Goal | Each of the entries should be retyped precisely as it appears.

* START Records for processing *

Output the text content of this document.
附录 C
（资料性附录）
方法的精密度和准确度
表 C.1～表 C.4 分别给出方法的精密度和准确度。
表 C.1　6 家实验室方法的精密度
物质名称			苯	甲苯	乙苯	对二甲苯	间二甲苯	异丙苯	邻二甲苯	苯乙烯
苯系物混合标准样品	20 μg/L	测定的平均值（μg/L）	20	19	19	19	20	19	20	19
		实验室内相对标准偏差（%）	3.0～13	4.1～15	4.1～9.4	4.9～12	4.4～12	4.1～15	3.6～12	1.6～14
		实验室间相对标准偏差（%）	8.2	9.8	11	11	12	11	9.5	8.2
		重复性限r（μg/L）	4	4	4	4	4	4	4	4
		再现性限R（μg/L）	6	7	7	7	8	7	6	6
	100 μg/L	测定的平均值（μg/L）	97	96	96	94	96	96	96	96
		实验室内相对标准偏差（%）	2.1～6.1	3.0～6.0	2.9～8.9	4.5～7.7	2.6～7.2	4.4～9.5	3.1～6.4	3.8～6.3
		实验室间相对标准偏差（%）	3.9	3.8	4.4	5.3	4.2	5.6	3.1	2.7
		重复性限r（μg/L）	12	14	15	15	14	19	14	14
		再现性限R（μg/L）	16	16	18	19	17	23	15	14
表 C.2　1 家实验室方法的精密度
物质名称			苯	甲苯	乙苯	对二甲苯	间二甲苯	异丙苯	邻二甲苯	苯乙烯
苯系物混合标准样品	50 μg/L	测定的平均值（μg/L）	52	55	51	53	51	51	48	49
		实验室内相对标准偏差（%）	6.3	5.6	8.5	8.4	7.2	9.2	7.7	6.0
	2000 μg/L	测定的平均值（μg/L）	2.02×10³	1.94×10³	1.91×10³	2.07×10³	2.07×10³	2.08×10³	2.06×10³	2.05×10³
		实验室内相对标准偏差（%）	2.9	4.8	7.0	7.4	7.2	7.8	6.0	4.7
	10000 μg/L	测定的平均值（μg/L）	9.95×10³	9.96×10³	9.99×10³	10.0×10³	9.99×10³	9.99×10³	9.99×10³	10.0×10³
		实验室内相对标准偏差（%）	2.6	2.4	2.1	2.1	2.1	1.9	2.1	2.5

* END Records for processing *

Solution to this problem |
Output the text content of this document.
附录 C
（资料性附录）
方法的精密度和准确度
表 C.1～表 C.4 分别给出方法的精密度和准确度。
表 C.1　6 家实验室方法的精密度
物质名称			苯	甲苯	乙苯	对二甲苯	间二甲苯	异丙苯	邻二甲苯	苯乙烯
苯系物混合标准样品	20 μg/L	测定的平均值（μg/L）	20	19	19	19	20	19	20	19
		实验室内相对标准偏差（%）	3.0～13	4.1～15	4.1～9.4	4.9～12	4.4～12	4.1～15	3.6～12	1.6～14
		实验室间相对标准偏差（%）	8.2	9.8	11	11	12	11	9.5	8.2
		重复性限r（μg/L）	4	4	4	4	4	4	4	4
		再现性限R（μg/L）	6	7	7	7	8	7	6	6
	100 μg/L	测定的平均值（μg/L）	97	96	96	94	96	96	96	96
		实验室内相对标准偏差（%）	2.1～6.1	3.0～6.0	2.9～8.9	4.5～7.7	2.6～7.2	4.4～9.5	3.1～6.4	3.8～6.3
		实验室间相对标准偏差（%）	3.9	3.8	4.4	5.3	4.2	5.6	3.1	2.7
		重复性限r（μg/L）	12	14	15	15	14	19	14	14
		再现性限R（μg/L）	16	16	18	19	17	23	15	14
表 C.2　1 家实验室方法的精密度
物质名称			苯	甲苯	乙苯	对二甲苯	间二甲苯	异丙苯	邻二甲苯	苯乙烯
苯系物混合标准样品	50 μg/L	测定的平均值（μg/L）	52	55	51	53	51	51	48	49
		实验室内相对标准偏差（%）	6.3	5.6	8.5	8.4	7.2	9.2	7.7	6.0
	2000 μg/L	测定的平均值（μg/L）	2.02×10³	1.94×10³	1.91×10³	2.07×10³	2.07×10³	2.08×10³	2.06×10³	2.05×10³
		实验室内相对标准偏差（%）	2.9	4.8	7.0	7.4	7.2	7.8	6.0	4.7
	10000 μg/L	测定的平均值（μg/L）	9.95×10³	9.96×10³	9.99×10³	10.0×10³	9.99×10³	9.99×10³	9.99×10³	10.0×10³
		实验室内相对标准偏差（%）	2.6	2.4	2.1	2.1	2.1	1.9	2.1	2.5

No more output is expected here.